Records for processing
>>>

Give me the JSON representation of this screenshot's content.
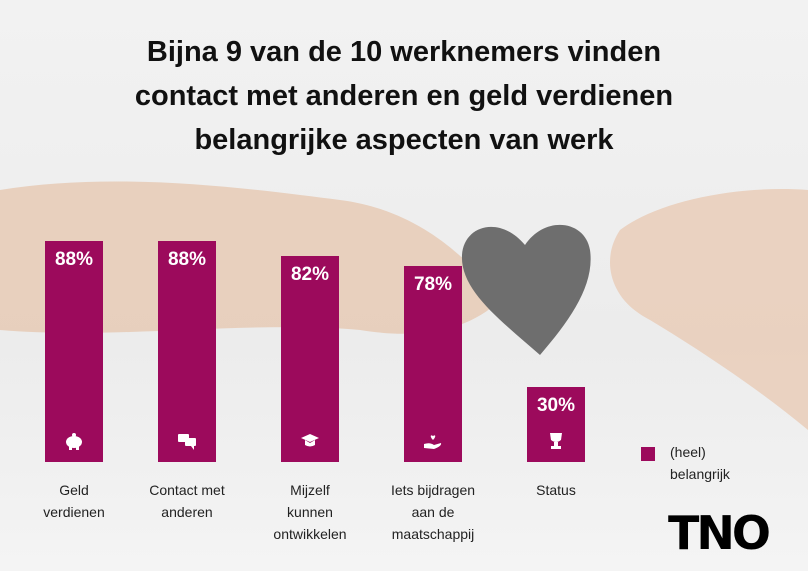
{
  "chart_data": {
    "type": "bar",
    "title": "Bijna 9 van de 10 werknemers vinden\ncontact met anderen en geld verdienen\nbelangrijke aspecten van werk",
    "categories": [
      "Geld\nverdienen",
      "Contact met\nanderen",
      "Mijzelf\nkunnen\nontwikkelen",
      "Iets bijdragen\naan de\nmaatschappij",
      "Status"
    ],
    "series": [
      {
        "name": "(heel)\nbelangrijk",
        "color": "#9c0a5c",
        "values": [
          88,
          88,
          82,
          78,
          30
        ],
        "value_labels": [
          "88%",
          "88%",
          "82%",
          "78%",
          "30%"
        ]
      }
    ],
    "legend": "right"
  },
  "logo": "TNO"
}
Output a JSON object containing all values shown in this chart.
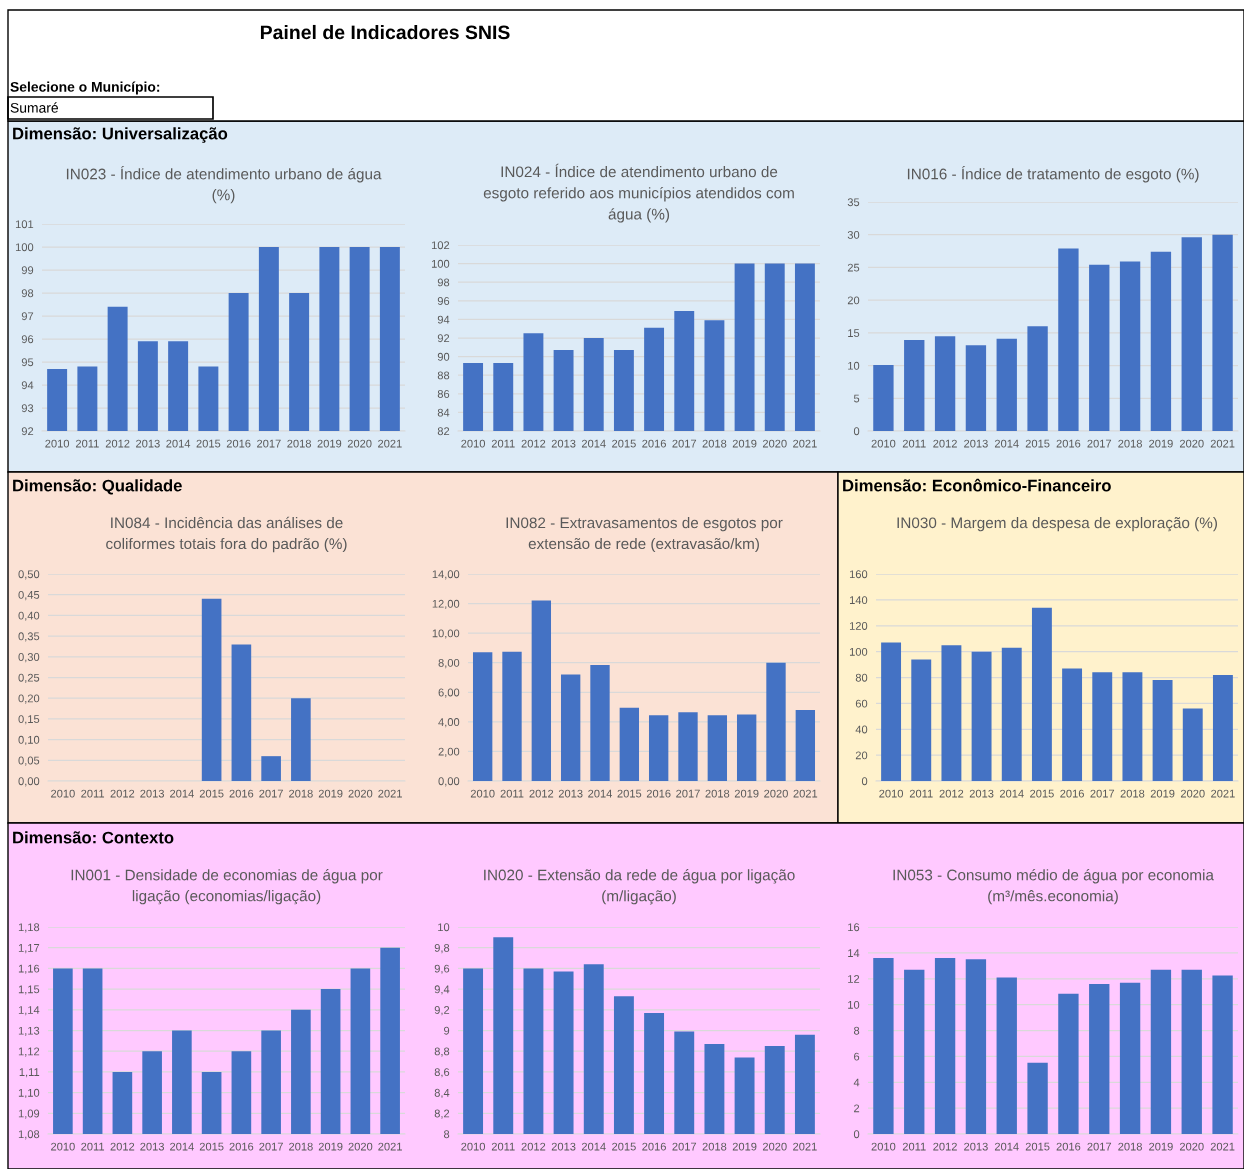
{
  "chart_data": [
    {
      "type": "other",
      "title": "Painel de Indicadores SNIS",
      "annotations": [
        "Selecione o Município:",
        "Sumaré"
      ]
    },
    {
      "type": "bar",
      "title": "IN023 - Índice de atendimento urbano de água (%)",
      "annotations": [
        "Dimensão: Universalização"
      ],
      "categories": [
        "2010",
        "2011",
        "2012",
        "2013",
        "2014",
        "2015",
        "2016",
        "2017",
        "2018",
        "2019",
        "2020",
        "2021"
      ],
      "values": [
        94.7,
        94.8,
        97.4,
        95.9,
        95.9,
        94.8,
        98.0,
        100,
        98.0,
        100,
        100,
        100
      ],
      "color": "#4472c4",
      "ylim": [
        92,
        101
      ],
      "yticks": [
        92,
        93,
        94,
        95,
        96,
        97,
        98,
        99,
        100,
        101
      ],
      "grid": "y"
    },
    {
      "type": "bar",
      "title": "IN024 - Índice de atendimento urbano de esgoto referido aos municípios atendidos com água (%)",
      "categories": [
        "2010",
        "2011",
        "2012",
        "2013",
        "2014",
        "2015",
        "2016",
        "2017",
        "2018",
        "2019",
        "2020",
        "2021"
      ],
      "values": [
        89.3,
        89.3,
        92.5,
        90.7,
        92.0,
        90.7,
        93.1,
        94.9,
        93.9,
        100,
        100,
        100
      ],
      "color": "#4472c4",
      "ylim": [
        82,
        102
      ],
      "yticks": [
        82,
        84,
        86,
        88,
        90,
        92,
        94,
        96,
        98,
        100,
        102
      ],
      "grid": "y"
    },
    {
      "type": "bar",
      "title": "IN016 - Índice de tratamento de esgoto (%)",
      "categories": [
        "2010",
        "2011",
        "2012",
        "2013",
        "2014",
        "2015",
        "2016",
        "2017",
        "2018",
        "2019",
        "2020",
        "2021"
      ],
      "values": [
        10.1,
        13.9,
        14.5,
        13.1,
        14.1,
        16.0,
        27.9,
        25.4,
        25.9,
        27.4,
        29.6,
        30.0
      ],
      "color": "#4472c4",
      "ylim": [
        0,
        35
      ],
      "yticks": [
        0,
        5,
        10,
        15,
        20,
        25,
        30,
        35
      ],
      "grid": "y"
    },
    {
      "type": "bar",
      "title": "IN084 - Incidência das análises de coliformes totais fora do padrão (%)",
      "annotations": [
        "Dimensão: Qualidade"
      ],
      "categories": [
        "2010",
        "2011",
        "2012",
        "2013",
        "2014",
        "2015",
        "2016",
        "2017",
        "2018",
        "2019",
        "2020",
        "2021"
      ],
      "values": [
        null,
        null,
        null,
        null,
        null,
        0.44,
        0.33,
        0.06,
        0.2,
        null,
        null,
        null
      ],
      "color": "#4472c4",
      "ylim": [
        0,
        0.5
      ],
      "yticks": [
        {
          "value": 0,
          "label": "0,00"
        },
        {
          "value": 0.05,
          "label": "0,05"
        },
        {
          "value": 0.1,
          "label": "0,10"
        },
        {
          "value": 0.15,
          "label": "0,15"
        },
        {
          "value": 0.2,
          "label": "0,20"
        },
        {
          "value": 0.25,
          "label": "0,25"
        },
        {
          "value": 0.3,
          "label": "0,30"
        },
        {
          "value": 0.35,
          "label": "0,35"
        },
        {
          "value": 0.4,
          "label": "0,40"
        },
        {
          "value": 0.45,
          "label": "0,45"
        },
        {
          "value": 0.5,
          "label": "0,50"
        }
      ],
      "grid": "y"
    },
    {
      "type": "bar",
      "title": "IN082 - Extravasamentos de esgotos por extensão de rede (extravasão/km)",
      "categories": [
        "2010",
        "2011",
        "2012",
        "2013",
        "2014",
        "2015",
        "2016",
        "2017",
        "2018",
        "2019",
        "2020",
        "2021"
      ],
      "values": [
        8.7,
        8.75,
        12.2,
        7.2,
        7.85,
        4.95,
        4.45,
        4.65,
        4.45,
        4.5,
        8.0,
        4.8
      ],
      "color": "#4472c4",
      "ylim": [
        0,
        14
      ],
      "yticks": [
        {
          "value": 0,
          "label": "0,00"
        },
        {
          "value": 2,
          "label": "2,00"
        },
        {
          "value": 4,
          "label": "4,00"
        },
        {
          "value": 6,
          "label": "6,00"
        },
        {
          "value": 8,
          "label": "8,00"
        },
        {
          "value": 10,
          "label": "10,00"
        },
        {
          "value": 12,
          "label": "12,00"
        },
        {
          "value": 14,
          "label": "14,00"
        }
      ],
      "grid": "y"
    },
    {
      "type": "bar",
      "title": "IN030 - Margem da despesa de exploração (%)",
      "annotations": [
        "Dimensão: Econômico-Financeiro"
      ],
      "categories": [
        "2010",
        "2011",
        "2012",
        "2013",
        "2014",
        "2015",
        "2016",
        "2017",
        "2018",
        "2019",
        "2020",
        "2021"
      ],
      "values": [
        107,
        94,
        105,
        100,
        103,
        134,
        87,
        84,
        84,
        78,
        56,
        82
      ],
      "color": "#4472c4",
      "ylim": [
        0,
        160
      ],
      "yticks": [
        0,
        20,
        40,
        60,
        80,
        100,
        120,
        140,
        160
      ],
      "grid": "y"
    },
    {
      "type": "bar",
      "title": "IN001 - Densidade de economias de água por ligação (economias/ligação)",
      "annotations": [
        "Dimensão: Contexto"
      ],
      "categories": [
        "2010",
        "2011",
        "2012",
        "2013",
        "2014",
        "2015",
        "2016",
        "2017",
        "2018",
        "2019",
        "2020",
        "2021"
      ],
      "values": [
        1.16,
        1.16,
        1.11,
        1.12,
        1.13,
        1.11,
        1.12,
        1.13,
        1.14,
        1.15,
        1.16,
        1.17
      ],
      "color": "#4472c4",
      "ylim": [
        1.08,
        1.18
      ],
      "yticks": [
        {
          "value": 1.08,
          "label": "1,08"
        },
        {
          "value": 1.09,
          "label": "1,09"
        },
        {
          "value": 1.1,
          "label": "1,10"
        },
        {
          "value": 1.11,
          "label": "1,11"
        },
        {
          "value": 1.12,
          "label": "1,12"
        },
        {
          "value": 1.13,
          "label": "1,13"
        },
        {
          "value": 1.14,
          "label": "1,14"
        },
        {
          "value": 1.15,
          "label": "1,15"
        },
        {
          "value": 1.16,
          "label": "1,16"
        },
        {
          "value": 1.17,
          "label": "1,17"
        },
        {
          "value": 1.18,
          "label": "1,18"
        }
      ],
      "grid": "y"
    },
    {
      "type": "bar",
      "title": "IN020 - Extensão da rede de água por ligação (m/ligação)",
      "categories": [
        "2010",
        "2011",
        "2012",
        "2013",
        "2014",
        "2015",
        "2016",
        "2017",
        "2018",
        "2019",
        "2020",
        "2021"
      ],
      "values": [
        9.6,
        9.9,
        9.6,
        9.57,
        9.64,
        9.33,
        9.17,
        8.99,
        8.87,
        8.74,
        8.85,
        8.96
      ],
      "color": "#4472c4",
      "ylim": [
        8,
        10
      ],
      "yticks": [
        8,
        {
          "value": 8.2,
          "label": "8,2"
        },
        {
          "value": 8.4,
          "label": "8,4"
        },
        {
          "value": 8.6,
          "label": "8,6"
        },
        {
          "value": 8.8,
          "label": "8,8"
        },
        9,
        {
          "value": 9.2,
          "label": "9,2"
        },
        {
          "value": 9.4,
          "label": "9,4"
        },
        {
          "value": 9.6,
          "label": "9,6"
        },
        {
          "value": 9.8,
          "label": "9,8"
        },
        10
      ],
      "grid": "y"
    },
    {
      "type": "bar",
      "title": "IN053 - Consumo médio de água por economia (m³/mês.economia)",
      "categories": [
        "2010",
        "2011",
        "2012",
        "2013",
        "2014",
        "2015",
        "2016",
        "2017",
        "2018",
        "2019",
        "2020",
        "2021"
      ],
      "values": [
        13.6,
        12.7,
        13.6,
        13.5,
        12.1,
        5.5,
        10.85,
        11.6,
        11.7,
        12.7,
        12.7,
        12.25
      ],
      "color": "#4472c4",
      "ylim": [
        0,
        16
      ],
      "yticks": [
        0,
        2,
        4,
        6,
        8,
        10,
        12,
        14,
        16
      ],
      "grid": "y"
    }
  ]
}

<<<

Copy every line of the records above that holds the word "atendimento".

Finished answer
      "title": "IN023 - Índice de atendimento urbano de água (%)",
      "title": "IN024 - Índice de atendimento urbano de esgoto referido aos municípios atendidos com água (%)",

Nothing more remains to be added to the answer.